= WHAT IS EXPECTED =
Return the records that follow, matching each one exactly.

Records from a collection of figures:
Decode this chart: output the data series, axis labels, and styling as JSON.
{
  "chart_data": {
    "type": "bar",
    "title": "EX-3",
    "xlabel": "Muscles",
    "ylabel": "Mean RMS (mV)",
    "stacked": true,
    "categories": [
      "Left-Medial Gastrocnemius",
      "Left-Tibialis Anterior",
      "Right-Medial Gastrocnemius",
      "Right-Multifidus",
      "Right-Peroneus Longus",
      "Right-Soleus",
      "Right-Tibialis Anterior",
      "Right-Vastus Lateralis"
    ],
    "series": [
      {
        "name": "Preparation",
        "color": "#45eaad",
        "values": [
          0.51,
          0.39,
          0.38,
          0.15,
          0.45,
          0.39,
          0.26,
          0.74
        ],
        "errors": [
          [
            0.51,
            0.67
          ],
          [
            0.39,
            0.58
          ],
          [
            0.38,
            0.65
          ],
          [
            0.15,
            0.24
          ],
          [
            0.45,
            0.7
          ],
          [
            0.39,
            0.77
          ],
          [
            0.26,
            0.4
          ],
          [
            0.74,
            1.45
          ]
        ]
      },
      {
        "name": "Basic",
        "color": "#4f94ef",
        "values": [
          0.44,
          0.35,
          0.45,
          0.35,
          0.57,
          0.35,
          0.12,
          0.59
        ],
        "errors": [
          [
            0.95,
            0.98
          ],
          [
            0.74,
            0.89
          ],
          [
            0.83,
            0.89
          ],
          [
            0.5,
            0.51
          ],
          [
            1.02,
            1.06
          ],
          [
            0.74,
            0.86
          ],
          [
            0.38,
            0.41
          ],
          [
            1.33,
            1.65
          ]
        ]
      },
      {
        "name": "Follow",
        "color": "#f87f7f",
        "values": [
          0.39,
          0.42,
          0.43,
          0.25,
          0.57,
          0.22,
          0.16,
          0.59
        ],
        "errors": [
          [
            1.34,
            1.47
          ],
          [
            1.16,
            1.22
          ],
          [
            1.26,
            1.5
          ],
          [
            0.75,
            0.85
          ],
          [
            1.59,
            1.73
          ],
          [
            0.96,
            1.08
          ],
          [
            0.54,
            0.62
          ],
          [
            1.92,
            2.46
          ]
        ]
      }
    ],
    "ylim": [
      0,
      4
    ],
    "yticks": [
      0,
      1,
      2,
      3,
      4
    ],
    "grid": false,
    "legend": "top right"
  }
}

= EXERCISE ANSWER =
Decode this chart: output the data series, axis labels, and styling as JSON.
{
  "chart_data": {
    "type": "bar",
    "title": "EX-3",
    "xlabel": "Muscles",
    "ylabel": "Mean RMS (mV)",
    "stacked": true,
    "categories": [
      "Left-Medial Gastrocnemius",
      "Left-Tibialis Anterior",
      "Right-Medial Gastrocnemius",
      "Right-Multifidus",
      "Right-Peroneus Longus",
      "Right-Soleus",
      "Right-Tibialis Anterior",
      "Right-Vastus Lateralis"
    ],
    "series": [
      {
        "name": "Preparation",
        "color": "#45eaad",
        "values": [
          0.51,
          0.39,
          0.38,
          0.15,
          0.45,
          0.39,
          0.26,
          0.74
        ],
        "errors": [
          [
            0.51,
            0.67
          ],
          [
            0.39,
            0.58
          ],
          [
            0.38,
            0.65
          ],
          [
            0.15,
            0.24
          ],
          [
            0.45,
            0.7
          ],
          [
            0.39,
            0.77
          ],
          [
            0.26,
            0.4
          ],
          [
            0.74,
            1.45
          ]
        ]
      },
      {
        "name": "Basic",
        "color": "#4f94ef",
        "values": [
          0.44,
          0.35,
          0.45,
          0.35,
          0.57,
          0.35,
          0.12,
          0.59
        ],
        "errors": [
          [
            0.95,
            0.98
          ],
          [
            0.74,
            0.89
          ],
          [
            0.83,
            0.89
          ],
          [
            0.5,
            0.51
          ],
          [
            1.02,
            1.06
          ],
          [
            0.74,
            0.86
          ],
          [
            0.38,
            0.41
          ],
          [
            1.33,
            1.65
          ]
        ]
      },
      {
        "name": "Follow",
        "color": "#f87f7f",
        "values": [
          0.39,
          0.42,
          0.43,
          0.25,
          0.57,
          0.22,
          0.16,
          0.59
        ],
        "errors": [
          [
            1.34,
            1.47
          ],
          [
            1.16,
            1.22
          ],
          [
            1.26,
            1.5
          ],
          [
            0.75,
            0.85
          ],
          [
            1.59,
            1.73
          ],
          [
            0.96,
            1.08
          ],
          [
            0.54,
            0.62
          ],
          [
            1.92,
            2.46
          ]
        ]
      }
    ],
    "ylim": [
      0,
      4
    ],
    "yticks": [
      0,
      1,
      2,
      3,
      4
    ],
    "grid": false,
    "legend": "top right"
  }
}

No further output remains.